• [INFORMATION GIVEN]:

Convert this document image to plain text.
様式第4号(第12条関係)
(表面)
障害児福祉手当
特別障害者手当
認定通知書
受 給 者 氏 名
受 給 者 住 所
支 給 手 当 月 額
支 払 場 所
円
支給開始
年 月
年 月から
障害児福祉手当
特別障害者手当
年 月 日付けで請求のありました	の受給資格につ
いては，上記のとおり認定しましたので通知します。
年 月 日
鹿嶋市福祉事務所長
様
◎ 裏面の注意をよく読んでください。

• [YOUR GOAL]:
Set down the listing in full, keeping every word exactly as it is.

• [SOLUTION FOR THIS TASK]:
Convert this document image to plain text.
様式第4号(第12条関係)
(表面)
障害児福祉手当
特別障害者手当
認定通知書
受 給 者 氏 名
受 給 者 住 所
支 給 手 当 月 額
支 払 場 所
円
支給開始
年 月
年 月から
障害児福祉手当
特別障害者手当
年 月 日付けで請求のありました	の受給資格につ
いては，上記のとおり認定しましたので通知します。
年 月 日
鹿嶋市福祉事務所長
様
◎ 裏面の注意をよく読んでください。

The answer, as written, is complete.